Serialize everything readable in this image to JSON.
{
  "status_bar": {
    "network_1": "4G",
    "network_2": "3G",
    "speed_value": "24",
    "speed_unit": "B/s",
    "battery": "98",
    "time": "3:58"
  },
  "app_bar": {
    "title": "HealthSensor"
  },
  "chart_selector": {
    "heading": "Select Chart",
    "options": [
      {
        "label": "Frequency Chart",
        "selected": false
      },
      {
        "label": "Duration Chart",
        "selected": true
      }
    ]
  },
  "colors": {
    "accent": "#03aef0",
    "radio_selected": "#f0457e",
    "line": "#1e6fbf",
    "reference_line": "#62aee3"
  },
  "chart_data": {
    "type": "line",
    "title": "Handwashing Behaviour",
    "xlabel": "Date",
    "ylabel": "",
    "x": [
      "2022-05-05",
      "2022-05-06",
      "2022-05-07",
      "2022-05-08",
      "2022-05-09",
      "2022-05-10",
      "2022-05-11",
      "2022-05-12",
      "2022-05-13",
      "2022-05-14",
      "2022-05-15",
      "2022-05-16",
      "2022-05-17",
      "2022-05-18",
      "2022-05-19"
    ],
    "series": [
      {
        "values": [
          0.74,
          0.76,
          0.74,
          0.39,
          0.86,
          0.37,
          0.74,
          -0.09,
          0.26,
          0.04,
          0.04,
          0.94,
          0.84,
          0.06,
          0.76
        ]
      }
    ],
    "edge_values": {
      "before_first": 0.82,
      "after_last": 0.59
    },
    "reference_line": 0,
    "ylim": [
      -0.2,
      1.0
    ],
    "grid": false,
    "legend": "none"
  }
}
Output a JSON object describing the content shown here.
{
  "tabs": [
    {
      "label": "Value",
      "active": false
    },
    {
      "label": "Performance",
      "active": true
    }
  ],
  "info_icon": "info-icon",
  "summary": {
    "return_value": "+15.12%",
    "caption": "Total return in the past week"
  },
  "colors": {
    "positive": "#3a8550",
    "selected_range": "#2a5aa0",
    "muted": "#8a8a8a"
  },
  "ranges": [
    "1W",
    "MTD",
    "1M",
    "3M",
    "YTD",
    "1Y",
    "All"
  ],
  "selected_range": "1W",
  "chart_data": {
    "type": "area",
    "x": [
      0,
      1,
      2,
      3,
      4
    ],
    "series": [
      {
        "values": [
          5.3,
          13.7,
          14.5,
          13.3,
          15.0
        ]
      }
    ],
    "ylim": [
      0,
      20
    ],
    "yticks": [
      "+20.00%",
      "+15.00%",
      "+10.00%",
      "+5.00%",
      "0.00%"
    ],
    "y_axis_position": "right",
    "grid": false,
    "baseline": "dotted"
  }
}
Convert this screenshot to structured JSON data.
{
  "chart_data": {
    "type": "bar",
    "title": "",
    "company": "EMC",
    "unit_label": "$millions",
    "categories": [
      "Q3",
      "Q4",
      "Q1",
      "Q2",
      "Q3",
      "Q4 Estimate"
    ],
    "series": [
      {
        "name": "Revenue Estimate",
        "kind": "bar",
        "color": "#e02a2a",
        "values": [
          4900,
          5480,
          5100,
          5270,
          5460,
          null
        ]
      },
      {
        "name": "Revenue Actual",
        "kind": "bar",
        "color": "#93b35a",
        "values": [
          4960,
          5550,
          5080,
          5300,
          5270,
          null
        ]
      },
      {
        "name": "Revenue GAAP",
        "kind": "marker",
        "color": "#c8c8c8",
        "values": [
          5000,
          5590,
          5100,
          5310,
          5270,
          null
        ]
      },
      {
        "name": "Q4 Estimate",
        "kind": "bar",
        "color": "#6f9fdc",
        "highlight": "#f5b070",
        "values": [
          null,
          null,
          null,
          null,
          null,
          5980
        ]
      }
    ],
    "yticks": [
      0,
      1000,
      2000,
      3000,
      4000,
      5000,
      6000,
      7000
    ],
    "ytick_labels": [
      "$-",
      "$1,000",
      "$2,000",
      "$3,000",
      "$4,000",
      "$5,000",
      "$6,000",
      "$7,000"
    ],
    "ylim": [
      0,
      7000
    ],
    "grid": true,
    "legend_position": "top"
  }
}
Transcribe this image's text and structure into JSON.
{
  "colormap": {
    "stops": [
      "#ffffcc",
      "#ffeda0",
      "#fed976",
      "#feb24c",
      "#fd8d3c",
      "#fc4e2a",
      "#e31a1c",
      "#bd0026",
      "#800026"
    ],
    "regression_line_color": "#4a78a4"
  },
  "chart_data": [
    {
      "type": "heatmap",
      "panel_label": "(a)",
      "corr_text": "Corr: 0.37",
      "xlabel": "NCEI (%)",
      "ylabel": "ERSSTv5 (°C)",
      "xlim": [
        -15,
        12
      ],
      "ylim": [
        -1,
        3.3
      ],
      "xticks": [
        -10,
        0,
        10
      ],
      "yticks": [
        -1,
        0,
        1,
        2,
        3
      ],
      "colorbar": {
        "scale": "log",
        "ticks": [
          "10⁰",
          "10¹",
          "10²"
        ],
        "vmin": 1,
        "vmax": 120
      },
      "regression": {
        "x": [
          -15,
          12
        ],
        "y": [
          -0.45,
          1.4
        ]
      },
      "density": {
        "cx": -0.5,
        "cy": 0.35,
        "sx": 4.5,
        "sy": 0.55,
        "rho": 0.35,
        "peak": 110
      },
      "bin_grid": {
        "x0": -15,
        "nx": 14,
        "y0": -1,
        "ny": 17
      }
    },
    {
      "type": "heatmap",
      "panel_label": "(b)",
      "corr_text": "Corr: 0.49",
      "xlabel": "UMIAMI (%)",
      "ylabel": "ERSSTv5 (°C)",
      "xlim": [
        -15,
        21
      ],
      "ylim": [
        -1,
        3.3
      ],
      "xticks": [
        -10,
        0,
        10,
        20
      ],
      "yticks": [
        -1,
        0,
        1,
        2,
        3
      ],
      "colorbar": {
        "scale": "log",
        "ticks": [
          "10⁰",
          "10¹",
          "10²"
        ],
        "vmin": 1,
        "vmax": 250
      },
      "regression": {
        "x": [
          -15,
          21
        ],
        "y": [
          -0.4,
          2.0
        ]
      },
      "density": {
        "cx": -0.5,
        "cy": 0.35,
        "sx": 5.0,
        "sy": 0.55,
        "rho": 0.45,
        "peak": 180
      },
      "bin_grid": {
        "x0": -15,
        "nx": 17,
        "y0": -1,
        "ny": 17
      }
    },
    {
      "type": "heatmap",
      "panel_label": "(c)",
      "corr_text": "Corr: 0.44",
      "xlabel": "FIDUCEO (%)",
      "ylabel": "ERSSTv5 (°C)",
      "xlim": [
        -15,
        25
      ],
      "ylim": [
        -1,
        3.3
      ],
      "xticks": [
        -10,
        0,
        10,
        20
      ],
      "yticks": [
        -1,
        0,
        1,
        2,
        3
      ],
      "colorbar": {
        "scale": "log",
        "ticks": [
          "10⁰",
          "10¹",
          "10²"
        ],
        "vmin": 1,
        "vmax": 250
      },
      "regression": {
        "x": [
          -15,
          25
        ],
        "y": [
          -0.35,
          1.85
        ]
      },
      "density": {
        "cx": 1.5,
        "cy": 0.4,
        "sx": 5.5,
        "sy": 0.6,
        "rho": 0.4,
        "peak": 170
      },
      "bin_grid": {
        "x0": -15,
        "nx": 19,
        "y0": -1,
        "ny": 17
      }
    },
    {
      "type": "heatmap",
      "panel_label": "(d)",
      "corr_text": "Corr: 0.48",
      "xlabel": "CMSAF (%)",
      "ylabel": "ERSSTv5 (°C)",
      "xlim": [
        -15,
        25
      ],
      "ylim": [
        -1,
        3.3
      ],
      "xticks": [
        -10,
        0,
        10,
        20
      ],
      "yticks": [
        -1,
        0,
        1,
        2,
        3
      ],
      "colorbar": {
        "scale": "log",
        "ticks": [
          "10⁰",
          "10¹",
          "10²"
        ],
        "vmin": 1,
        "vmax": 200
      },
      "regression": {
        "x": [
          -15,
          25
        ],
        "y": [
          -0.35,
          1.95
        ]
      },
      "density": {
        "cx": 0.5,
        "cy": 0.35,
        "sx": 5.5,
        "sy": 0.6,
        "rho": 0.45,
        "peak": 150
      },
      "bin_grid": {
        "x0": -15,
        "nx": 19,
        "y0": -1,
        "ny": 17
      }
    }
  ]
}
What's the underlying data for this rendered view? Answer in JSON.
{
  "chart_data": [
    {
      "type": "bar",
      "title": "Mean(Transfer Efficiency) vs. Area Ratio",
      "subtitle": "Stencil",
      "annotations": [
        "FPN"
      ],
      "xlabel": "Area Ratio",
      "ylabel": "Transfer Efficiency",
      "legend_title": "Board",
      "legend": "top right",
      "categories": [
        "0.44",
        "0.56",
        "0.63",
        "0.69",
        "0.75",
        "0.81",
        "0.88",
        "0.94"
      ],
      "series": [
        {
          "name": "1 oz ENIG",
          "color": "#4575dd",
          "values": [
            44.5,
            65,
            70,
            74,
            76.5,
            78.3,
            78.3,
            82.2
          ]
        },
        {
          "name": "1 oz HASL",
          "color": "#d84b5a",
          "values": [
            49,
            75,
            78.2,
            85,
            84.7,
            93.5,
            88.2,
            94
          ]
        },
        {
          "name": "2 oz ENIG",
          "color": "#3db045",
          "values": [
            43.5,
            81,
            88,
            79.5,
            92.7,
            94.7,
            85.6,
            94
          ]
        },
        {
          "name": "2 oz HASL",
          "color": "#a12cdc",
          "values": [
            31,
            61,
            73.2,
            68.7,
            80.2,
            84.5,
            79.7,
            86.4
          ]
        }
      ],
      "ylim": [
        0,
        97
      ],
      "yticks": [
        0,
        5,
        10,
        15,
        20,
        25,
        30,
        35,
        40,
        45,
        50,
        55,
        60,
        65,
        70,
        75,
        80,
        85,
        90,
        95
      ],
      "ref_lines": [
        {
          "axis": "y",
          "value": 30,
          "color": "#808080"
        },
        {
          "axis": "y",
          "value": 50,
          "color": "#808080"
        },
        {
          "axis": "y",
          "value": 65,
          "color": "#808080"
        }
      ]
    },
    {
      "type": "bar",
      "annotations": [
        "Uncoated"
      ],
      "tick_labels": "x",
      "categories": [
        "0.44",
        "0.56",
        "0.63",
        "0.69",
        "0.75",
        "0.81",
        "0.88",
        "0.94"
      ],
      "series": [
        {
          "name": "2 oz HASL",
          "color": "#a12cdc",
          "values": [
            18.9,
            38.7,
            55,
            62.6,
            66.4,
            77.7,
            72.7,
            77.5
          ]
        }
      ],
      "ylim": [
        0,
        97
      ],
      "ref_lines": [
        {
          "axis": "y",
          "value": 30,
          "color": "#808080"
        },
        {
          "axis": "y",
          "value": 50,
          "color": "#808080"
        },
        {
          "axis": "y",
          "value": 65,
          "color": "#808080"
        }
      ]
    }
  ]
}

# THE REQUEST
Among the lines of the data, identify those with the word "JSON". Copy each of them.

# SOLUTION TO THE EXERCISE
Serialize everything readable in this image to JSON.
Output a JSON object describing the content shown here.
Convert this screenshot to structured JSON data.
Transcribe this image's text and structure into JSON.
What's the underlying data for this rendered view? Answer in JSON.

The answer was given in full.